PROBLEM TO SOLVE –
A faithful copy of the entries is required, with no images in it.

DATA IN THIS EXERCISE –
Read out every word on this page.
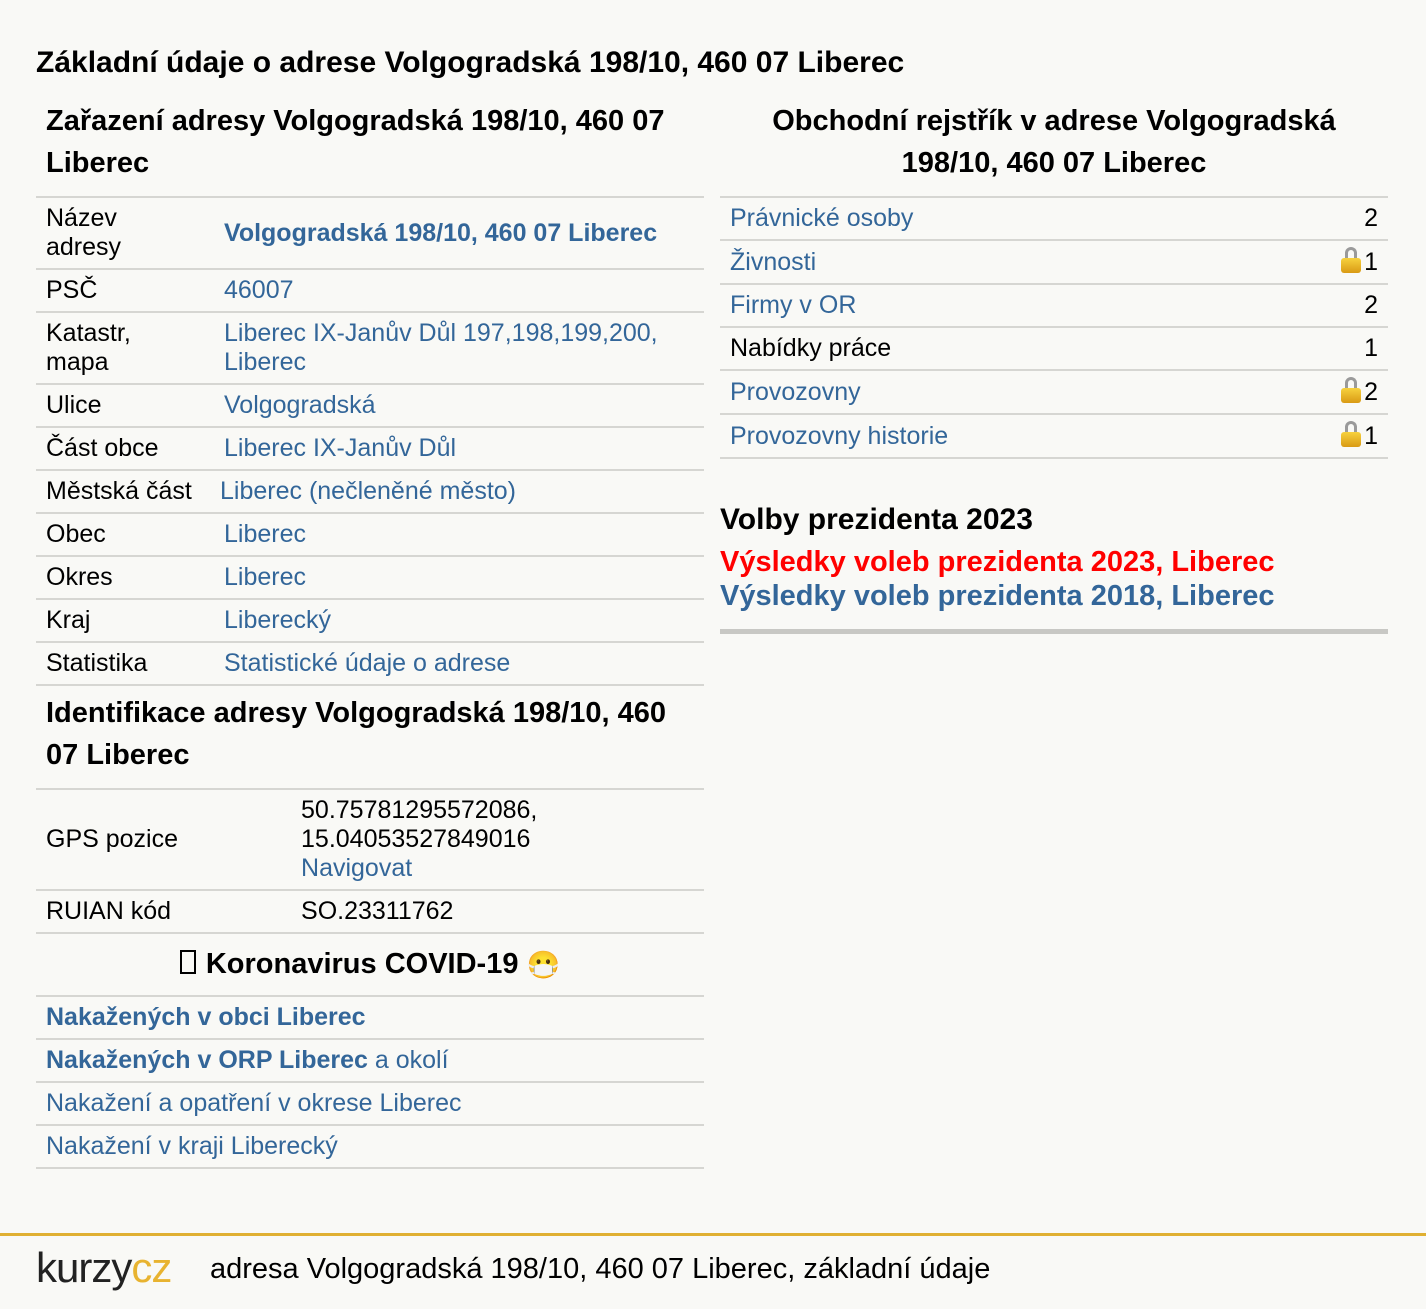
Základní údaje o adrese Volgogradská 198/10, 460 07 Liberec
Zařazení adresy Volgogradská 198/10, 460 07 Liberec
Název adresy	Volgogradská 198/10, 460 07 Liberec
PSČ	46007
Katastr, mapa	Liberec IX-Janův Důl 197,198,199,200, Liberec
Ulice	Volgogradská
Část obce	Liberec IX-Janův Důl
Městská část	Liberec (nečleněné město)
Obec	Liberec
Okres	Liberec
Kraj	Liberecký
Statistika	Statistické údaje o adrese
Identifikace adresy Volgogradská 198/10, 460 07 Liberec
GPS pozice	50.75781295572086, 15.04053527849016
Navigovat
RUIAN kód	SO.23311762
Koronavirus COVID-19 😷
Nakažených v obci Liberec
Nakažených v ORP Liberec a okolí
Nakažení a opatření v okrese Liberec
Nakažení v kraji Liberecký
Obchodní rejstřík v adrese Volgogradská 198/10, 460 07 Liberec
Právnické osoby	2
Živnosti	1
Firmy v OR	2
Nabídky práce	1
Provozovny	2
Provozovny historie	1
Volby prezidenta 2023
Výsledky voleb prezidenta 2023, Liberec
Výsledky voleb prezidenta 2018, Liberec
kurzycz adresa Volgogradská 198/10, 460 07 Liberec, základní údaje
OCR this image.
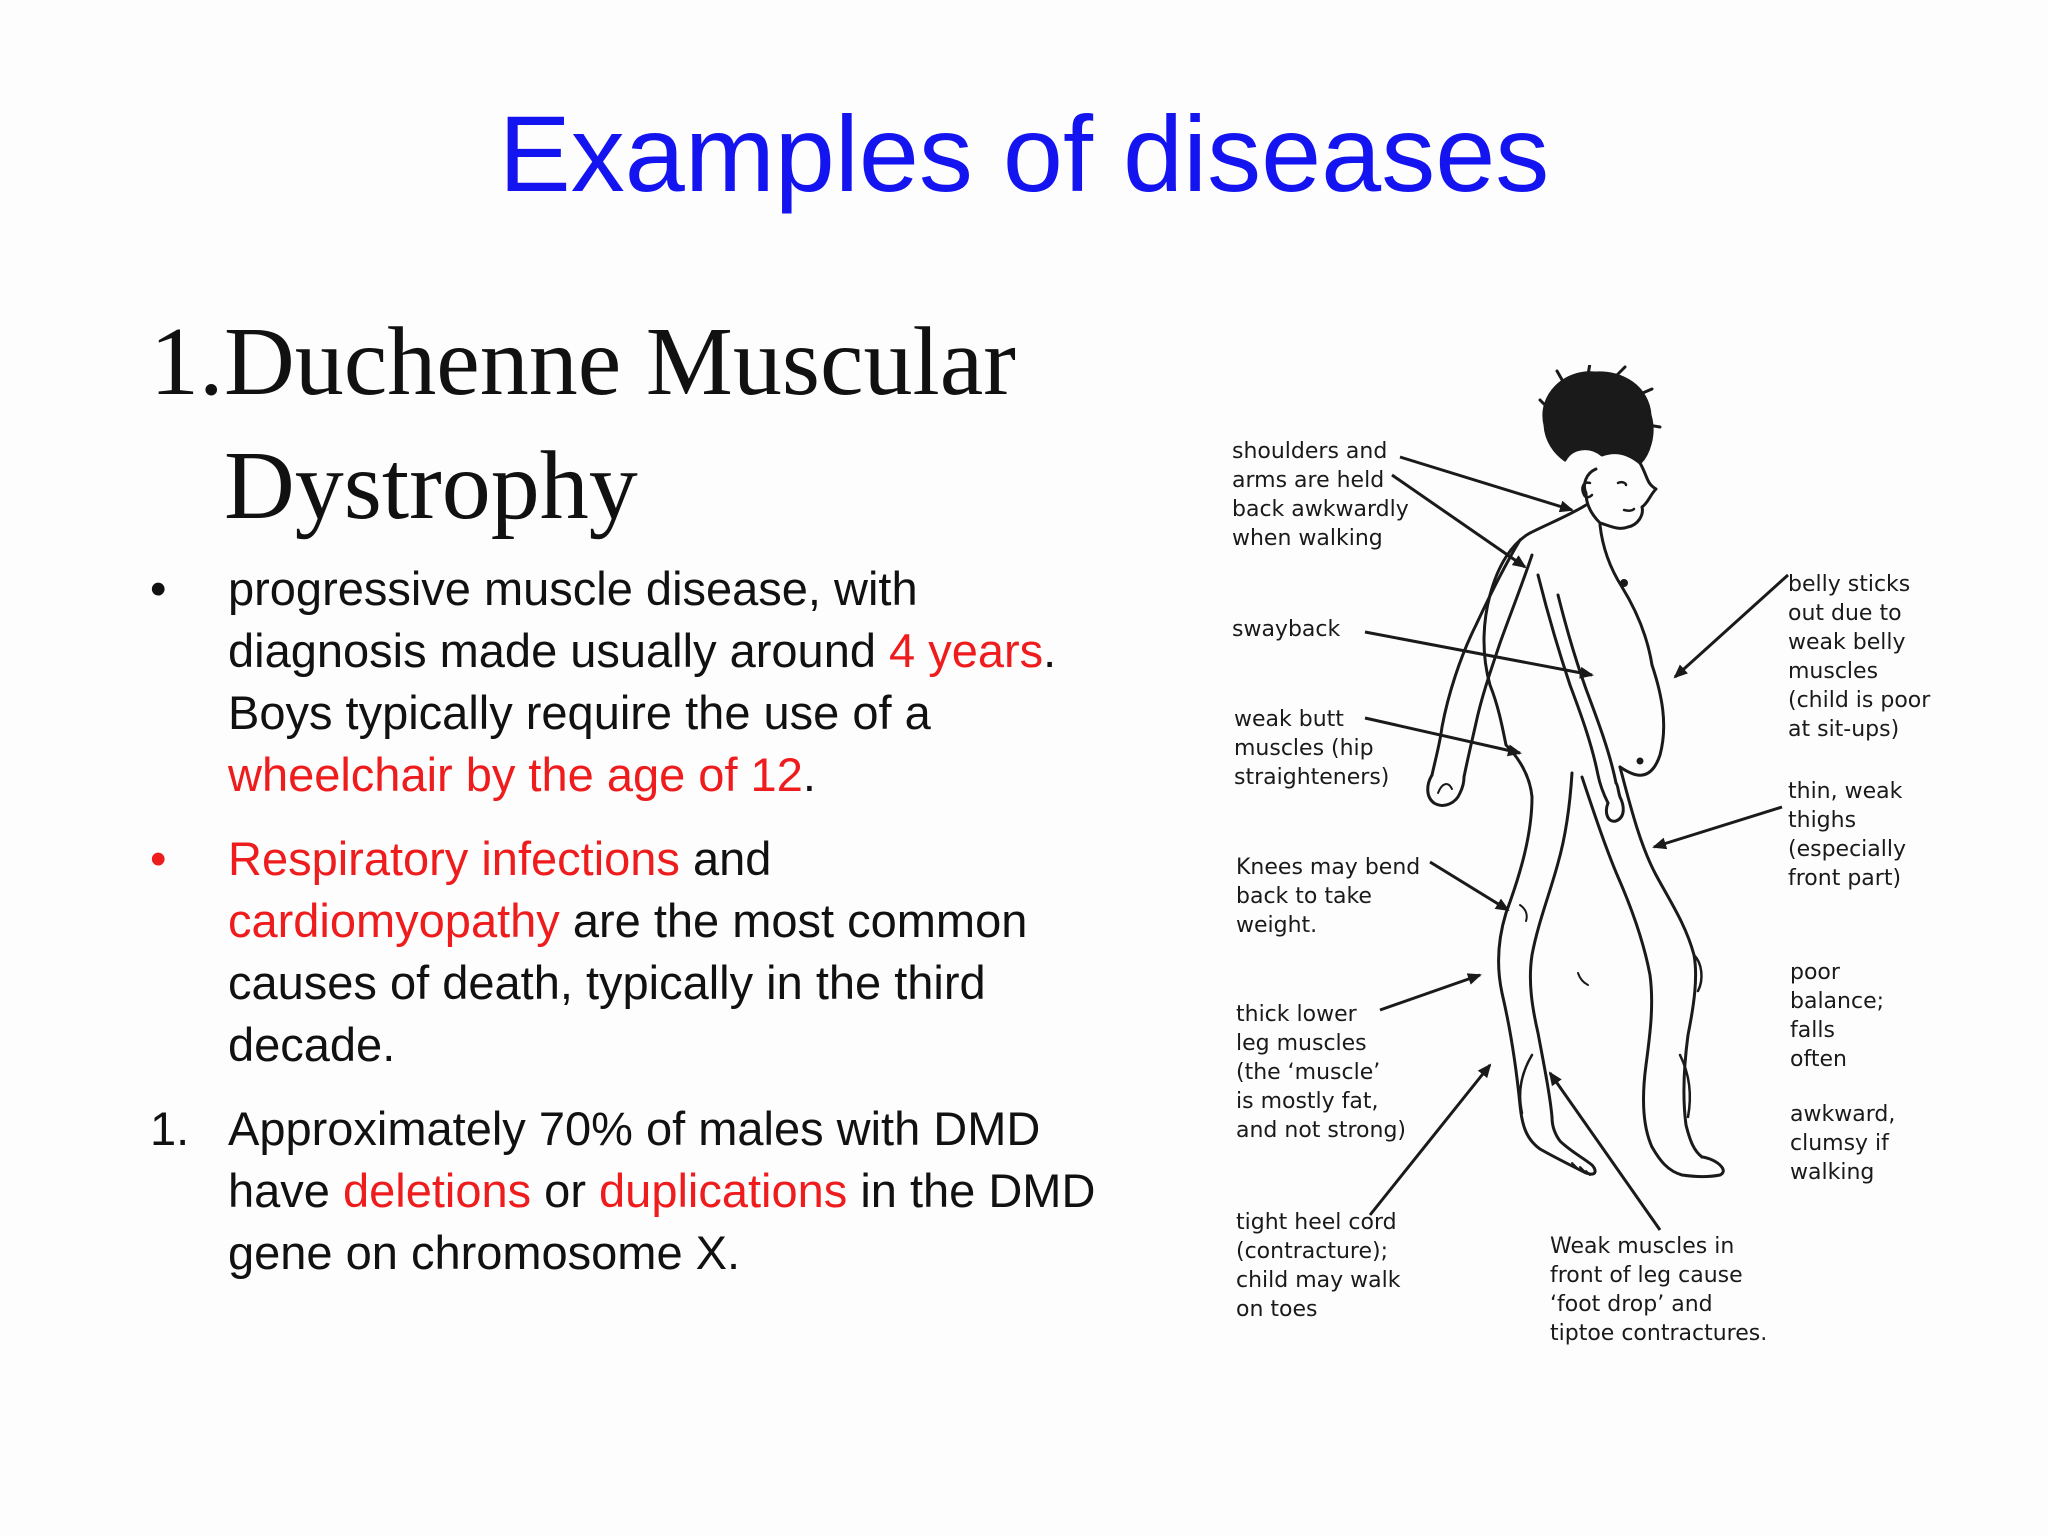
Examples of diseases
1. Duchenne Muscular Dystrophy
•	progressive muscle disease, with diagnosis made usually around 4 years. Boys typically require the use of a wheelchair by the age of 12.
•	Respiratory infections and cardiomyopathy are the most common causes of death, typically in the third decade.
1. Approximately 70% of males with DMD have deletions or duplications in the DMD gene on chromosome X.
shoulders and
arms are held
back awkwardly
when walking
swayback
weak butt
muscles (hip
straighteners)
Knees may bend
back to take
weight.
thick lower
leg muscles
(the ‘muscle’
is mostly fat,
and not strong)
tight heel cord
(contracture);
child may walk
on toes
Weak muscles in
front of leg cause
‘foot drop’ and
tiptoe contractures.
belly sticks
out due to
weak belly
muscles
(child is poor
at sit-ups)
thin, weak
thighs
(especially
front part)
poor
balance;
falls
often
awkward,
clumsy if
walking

SOLVED PROBLEM –
Read out every word on this page.
Základní údaje o adrese Volgogradská 198/10, 460 07 Liberec
Zařazení adresy Volgogradská 198/10, 460 07 Liberec
Název adresy	Volgogradská 198/10, 460 07 Liberec
PSČ	46007
Katastr, mapa	Liberec IX-Janův Důl 197,198,199,200, Liberec
Ulice	Volgogradská
Část obce	Liberec IX-Janův Důl
Městská část	Liberec (nečleněné město)
Obec	Liberec
Okres	Liberec
Kraj	Liberecký
Statistika	Statistické údaje o adrese
Identifikace adresy Volgogradská 198/10, 460 07 Liberec
GPS pozice	50.75781295572086, 15.04053527849016
Navigovat
RUIAN kód	SO.23311762
Koronavirus COVID-19 😷
Nakažených v obci Liberec
Nakažených v ORP Liberec a okolí
Nakažení a opatření v okrese Liberec
Nakažení v kraji Liberecký
Obchodní rejstřík v adrese Volgogradská 198/10, 460 07 Liberec
Právnické osoby	2
Živnosti	1
Firmy v OR	2
Nabídky práce	1
Provozovny	2
Provozovny historie	1
Volby prezidenta 2023
Výsledky voleb prezidenta 2023, Liberec
Výsledky voleb prezidenta 2018, Liberec
kurzycz adresa Volgogradská 198/10, 460 07 Liberec, základní údaje
OCR this image.
Examples of diseases
1. Duchenne Muscular Dystrophy
•	progressive muscle disease, with diagnosis made usually around 4 years. Boys typically require the use of a wheelchair by the age of 12.
•	Respiratory infections and cardiomyopathy are the most common causes of death, typically in the third decade.
1. Approximately 70% of males with DMD have deletions or duplications in the DMD gene on chromosome X.
shoulders and
arms are held
back awkwardly
when walking
swayback
weak butt
muscles (hip
straighteners)
Knees may bend
back to take
weight.
thick lower
leg muscles
(the ‘muscle’
is mostly fat,
and not strong)
tight heel cord
(contracture);
child may walk
on toes
Weak muscles in
front of leg cause
‘foot drop’ and
tiptoe contractures.
belly sticks
out due to
weak belly
muscles
(child is poor
at sit-ups)
thin, weak
thighs
(especially
front part)
poor
balance;
falls
often
awkward,
clumsy if
walking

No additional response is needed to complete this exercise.